**DIRECTIVE:**
Gather every line of the entries that includes the word "hers".

++++ EXERCISE INPUT

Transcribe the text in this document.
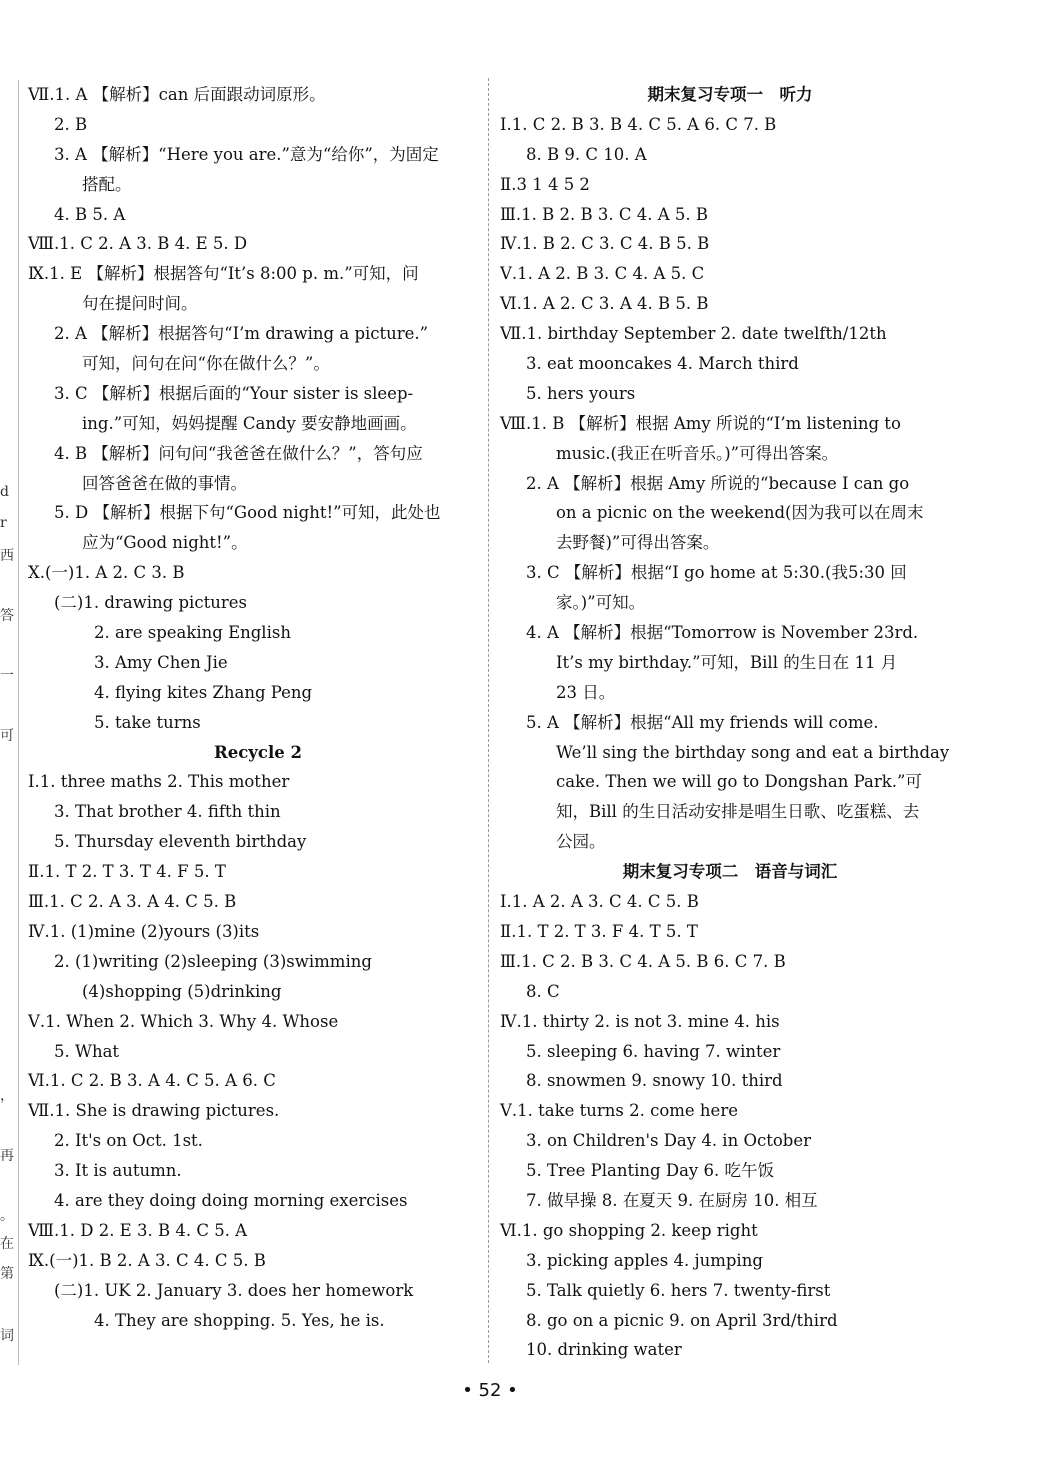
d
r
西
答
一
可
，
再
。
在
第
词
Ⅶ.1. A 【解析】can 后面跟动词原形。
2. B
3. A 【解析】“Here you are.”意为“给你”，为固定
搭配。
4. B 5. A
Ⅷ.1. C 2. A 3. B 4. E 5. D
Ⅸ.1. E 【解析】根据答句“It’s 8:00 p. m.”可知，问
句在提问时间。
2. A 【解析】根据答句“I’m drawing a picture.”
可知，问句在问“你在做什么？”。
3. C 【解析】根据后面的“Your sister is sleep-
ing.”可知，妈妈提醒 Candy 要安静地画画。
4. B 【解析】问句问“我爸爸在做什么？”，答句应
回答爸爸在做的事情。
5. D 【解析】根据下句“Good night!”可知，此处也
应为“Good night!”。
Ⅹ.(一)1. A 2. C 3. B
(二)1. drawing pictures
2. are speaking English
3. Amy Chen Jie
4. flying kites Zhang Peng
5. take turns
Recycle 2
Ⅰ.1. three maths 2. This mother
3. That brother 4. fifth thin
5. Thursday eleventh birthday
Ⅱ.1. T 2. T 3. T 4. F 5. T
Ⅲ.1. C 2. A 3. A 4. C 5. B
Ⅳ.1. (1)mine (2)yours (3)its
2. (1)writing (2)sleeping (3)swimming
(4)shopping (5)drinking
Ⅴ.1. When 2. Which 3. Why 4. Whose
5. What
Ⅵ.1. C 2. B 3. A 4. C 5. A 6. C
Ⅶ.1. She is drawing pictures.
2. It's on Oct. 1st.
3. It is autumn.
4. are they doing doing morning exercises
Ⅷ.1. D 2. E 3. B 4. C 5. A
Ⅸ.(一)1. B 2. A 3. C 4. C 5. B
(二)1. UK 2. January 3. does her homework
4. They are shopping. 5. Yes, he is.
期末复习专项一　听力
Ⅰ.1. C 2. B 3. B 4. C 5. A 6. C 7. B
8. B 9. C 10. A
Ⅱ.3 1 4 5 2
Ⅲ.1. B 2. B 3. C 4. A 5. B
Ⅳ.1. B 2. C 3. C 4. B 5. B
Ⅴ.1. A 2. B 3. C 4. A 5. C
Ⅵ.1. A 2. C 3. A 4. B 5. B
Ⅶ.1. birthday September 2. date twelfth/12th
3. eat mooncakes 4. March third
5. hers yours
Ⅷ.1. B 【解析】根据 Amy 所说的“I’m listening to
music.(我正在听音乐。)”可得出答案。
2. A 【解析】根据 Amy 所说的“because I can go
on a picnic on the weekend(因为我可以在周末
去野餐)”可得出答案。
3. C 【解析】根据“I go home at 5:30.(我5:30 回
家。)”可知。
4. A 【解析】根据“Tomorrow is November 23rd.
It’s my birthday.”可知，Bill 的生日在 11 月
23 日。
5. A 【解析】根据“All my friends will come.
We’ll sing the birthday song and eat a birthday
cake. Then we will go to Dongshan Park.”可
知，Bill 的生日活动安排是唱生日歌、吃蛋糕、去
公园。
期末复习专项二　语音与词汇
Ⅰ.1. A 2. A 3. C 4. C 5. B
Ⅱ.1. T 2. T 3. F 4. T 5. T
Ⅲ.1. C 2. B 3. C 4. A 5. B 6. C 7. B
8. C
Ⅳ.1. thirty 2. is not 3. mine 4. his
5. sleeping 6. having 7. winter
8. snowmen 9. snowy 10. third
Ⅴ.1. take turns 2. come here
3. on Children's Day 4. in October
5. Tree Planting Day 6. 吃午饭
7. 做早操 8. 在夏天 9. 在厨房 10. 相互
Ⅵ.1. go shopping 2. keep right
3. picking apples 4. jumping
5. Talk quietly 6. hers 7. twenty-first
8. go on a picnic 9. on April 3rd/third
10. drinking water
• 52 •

++++++++
++++ EXERCISE INPUT

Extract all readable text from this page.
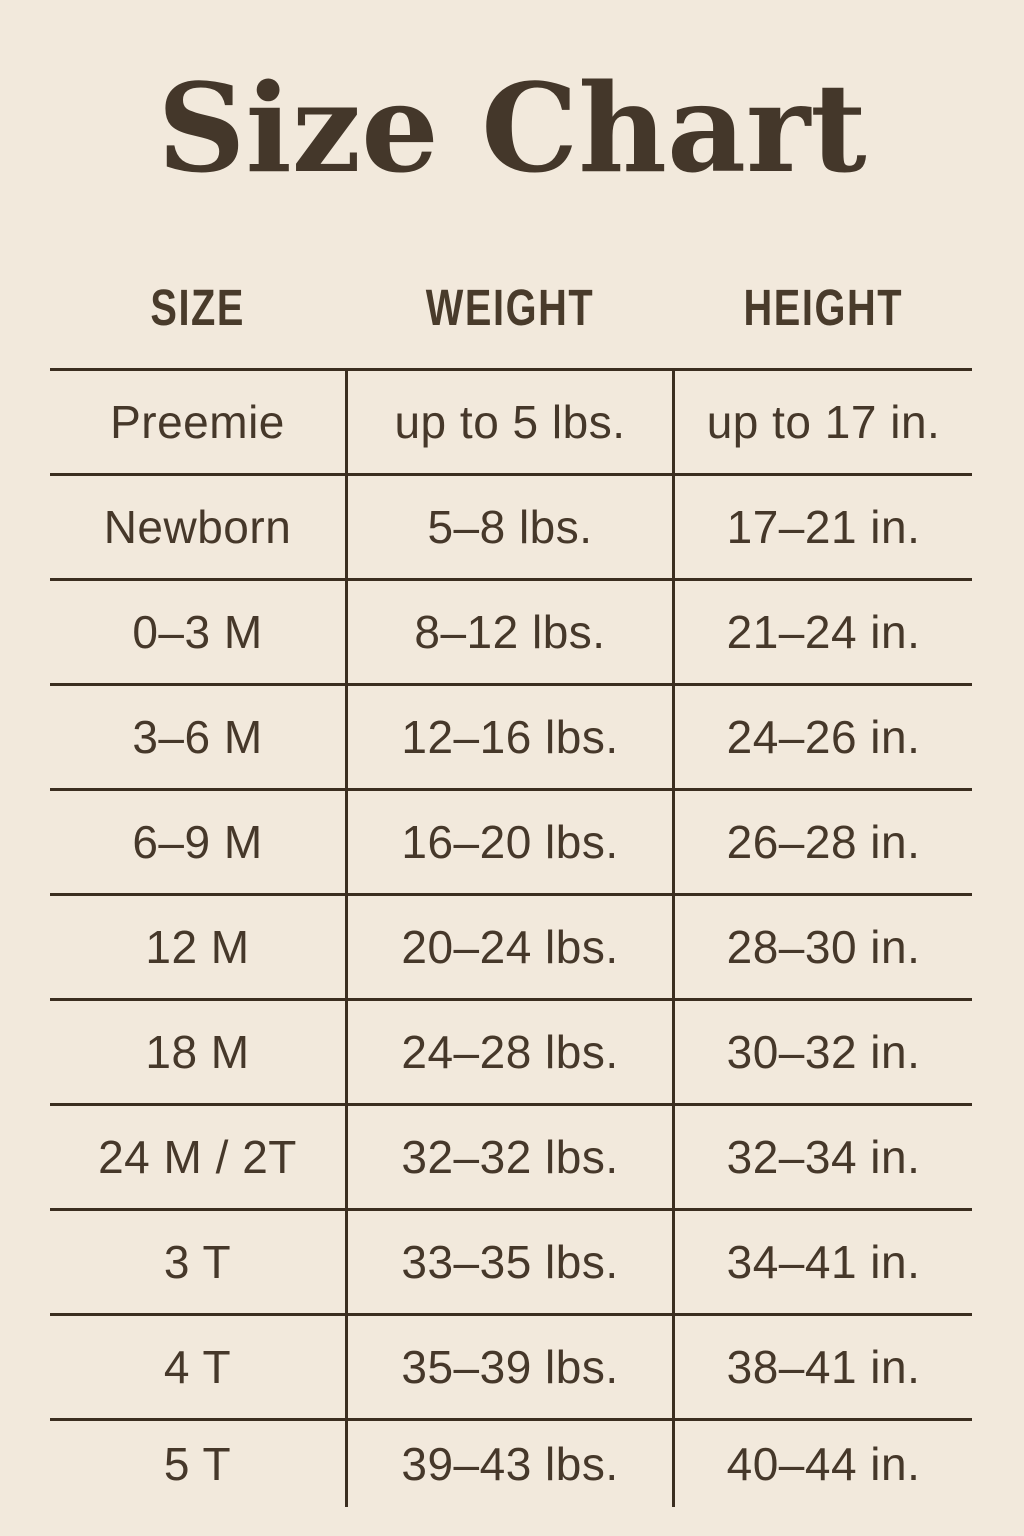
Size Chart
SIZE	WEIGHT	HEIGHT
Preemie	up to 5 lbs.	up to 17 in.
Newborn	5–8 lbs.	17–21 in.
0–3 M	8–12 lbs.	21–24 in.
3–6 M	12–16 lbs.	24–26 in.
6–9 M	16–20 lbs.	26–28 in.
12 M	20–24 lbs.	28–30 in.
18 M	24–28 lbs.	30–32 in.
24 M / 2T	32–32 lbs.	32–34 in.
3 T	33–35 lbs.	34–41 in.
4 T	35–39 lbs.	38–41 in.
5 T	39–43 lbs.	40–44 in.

++++++++

**OUTPUT BELOW:**
5. hers yours
5. Talk quietly 6. hers 7. twenty-first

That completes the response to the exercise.